- EXERCISE REQUIREMENTS -
Every record below is to be retyped exactly.

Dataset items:
================================
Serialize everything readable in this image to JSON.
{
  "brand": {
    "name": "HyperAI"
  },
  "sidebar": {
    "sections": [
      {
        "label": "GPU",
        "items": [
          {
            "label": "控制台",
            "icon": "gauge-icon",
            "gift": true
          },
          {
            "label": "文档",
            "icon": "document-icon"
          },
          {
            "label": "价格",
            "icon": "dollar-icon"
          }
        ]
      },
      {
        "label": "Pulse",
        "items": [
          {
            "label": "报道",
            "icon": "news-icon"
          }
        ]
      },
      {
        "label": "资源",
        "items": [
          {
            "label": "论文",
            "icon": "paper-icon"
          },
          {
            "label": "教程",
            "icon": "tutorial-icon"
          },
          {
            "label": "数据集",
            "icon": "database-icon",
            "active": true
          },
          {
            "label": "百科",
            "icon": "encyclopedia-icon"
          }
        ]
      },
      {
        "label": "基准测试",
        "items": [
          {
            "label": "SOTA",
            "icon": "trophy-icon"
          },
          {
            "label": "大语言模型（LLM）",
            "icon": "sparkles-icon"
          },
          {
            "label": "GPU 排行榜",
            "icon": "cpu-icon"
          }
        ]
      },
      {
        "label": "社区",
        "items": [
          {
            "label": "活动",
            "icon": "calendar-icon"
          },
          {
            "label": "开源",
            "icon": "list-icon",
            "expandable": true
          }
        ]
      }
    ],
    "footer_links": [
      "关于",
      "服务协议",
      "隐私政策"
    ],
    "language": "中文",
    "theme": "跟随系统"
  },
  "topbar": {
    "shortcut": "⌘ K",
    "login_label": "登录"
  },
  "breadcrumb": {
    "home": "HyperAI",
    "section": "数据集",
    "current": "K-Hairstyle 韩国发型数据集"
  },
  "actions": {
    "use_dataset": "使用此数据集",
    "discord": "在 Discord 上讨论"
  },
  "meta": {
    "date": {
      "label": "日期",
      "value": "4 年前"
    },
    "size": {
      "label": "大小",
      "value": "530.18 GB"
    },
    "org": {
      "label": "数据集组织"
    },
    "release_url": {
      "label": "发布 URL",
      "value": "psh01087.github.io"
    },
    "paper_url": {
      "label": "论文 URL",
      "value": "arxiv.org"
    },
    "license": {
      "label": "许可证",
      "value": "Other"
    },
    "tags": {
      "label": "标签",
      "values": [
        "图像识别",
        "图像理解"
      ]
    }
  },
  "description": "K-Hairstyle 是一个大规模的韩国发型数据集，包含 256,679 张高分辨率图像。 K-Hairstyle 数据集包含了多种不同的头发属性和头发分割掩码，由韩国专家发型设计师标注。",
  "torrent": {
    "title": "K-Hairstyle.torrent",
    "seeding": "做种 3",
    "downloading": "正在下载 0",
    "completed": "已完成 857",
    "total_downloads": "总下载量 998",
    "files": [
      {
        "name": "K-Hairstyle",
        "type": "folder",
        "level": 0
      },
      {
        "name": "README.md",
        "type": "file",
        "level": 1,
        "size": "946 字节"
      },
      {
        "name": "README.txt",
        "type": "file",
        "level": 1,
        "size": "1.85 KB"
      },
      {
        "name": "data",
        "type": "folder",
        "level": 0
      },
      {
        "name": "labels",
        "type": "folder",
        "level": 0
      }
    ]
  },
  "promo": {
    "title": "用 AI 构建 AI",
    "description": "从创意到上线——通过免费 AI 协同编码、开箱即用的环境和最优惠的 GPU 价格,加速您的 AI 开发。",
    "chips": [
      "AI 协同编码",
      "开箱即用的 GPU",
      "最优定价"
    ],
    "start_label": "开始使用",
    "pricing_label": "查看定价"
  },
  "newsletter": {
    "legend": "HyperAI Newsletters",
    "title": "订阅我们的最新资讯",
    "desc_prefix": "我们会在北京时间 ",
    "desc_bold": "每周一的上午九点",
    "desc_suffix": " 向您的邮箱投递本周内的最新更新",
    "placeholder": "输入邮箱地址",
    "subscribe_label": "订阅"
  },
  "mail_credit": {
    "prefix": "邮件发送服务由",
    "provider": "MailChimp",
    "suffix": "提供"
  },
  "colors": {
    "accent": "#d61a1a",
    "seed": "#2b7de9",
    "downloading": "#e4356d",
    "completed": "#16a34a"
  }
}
================================
- WRITTEN RESPONSE -
Serialize everything readable in this image to JSON.
{
  "brand": {
    "name": "HyperAI"
  },
  "sidebar": {
    "sections": [
      {
        "label": "GPU",
        "items": [
          {
            "label": "控制台",
            "icon": "gauge-icon",
            "gift": true
          },
          {
            "label": "文档",
            "icon": "document-icon"
          },
          {
            "label": "价格",
            "icon": "dollar-icon"
          }
        ]
      },
      {
        "label": "Pulse",
        "items": [
          {
            "label": "报道",
            "icon": "news-icon"
          }
        ]
      },
      {
        "label": "资源",
        "items": [
          {
            "label": "论文",
            "icon": "paper-icon"
          },
          {
            "label": "教程",
            "icon": "tutorial-icon"
          },
          {
            "label": "数据集",
            "icon": "database-icon",
            "active": true
          },
          {
            "label": "百科",
            "icon": "encyclopedia-icon"
          }
        ]
      },
      {
        "label": "基准测试",
        "items": [
          {
            "label": "SOTA",
            "icon": "trophy-icon"
          },
          {
            "label": "大语言模型（LLM）",
            "icon": "sparkles-icon"
          },
          {
            "label": "GPU 排行榜",
            "icon": "cpu-icon"
          }
        ]
      },
      {
        "label": "社区",
        "items": [
          {
            "label": "活动",
            "icon": "calendar-icon"
          },
          {
            "label": "开源",
            "icon": "list-icon",
            "expandable": true
          }
        ]
      }
    ],
    "footer_links": [
      "关于",
      "服务协议",
      "隐私政策"
    ],
    "language": "中文",
    "theme": "跟随系统"
  },
  "topbar": {
    "shortcut": "⌘ K",
    "login_label": "登录"
  },
  "breadcrumb": {
    "home": "HyperAI",
    "section": "数据集",
    "current": "K-Hairstyle 韩国发型数据集"
  },
  "actions": {
    "use_dataset": "使用此数据集",
    "discord": "在 Discord 上讨论"
  },
  "meta": {
    "date": {
      "label": "日期",
      "value": "4 年前"
    },
    "size": {
      "label": "大小",
      "value": "530.18 GB"
    },
    "org": {
      "label": "数据集组织"
    },
    "release_url": {
      "label": "发布 URL",
      "value": "psh01087.github.io"
    },
    "paper_url": {
      "label": "论文 URL",
      "value": "arxiv.org"
    },
    "license": {
      "label": "许可证",
      "value": "Other"
    },
    "tags": {
      "label": "标签",
      "values": [
        "图像识别",
        "图像理解"
      ]
    }
  },
  "description": "K-Hairstyle 是一个大规模的韩国发型数据集，包含 256,679 张高分辨率图像。 K-Hairstyle 数据集包含了多种不同的头发属性和头发分割掩码，由韩国专家发型设计师标注。",
  "torrent": {
    "title": "K-Hairstyle.torrent",
    "seeding": "做种 3",
    "downloading": "正在下载 0",
    "completed": "已完成 857",
    "total_downloads": "总下载量 998",
    "files": [
      {
        "name": "K-Hairstyle",
        "type": "folder",
        "level": 0
      },
      {
        "name": "README.md",
        "type": "file",
        "level": 1,
        "size": "946 字节"
      },
      {
        "name": "README.txt",
        "type": "file",
        "level": 1,
        "size": "1.85 KB"
      },
      {
        "name": "data",
        "type": "folder",
        "level": 0
      },
      {
        "name": "labels",
        "type": "folder",
        "level": 0
      }
    ]
  },
  "promo": {
    "title": "用 AI 构建 AI",
    "description": "从创意到上线——通过免费 AI 协同编码、开箱即用的环境和最优惠的 GPU 价格,加速您的 AI 开发。",
    "chips": [
      "AI 协同编码",
      "开箱即用的 GPU",
      "最优定价"
    ],
    "start_label": "开始使用",
    "pricing_label": "查看定价"
  },
  "newsletter": {
    "legend": "HyperAI Newsletters",
    "title": "订阅我们的最新资讯",
    "desc_prefix": "我们会在北京时间 ",
    "desc_bold": "每周一的上午九点",
    "desc_suffix": " 向您的邮箱投递本周内的最新更新",
    "placeholder": "输入邮箱地址",
    "subscribe_label": "订阅"
  },
  "mail_credit": {
    "prefix": "邮件发送服务由",
    "provider": "MailChimp",
    "suffix": "提供"
  },
  "colors": {
    "accent": "#d61a1a",
    "seed": "#2b7de9",
    "downloading": "#e4356d",
    "completed": "#16a34a"
  }
}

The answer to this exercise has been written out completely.